%%

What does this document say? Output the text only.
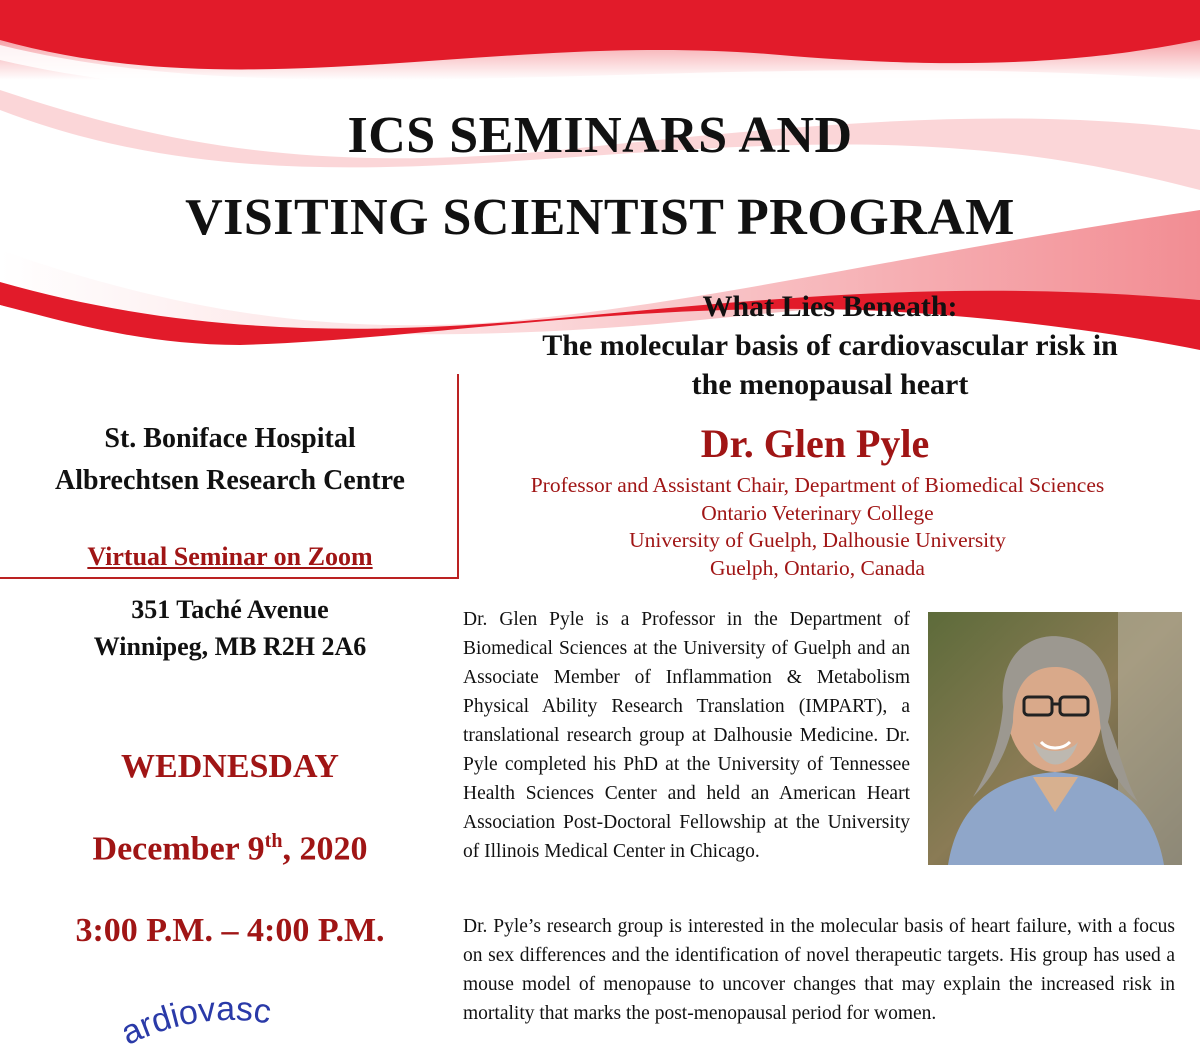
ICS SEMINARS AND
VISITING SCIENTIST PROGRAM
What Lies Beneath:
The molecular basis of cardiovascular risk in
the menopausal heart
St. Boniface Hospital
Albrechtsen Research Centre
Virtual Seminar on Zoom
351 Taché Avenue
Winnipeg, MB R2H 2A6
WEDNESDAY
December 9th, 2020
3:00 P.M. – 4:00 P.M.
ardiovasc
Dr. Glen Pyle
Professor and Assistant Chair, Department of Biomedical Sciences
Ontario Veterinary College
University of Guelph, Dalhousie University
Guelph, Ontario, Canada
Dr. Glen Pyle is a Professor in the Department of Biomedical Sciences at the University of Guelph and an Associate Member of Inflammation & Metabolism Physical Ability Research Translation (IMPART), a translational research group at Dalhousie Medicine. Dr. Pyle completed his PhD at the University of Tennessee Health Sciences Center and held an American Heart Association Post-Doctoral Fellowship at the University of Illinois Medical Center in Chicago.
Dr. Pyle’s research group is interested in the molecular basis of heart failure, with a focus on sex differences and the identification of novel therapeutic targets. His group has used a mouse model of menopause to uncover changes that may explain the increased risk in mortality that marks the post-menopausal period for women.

%%

Retype each record exactly as it stands, but do not include the pictures.

What does this document say? Output the text only.
ICS SEMINARS AND
VISITING SCIENTIST PROGRAM
What Lies Beneath:
The molecular basis of cardiovascular risk in
the menopausal heart
St. Boniface Hospital
Albrechtsen Research Centre
Virtual Seminar on Zoom
351 Taché Avenue
Winnipeg, MB R2H 2A6
WEDNESDAY
December 9th, 2020
3:00 P.M. – 4:00 P.M.
ardiovasc
Dr. Glen Pyle
Professor and Assistant Chair, Department of Biomedical Sciences
Ontario Veterinary College
University of Guelph, Dalhousie University
Guelph, Ontario, Canada
Dr. Glen Pyle is a Professor in the Department of Biomedical Sciences at the University of Guelph and an Associate Member of Inflammation & Metabolism Physical Ability Research Translation (IMPART), a translational research group at Dalhousie Medicine. Dr. Pyle completed his PhD at the University of Tennessee Health Sciences Center and held an American Heart Association Post-Doctoral Fellowship at the University of Illinois Medical Center in Chicago.
Dr. Pyle’s research group is interested in the molecular basis of heart failure, with a focus on sex differences and the identification of novel therapeutic targets. His group has used a mouse model of menopause to uncover changes that may explain the increased risk in mortality that marks the post-menopausal period for women.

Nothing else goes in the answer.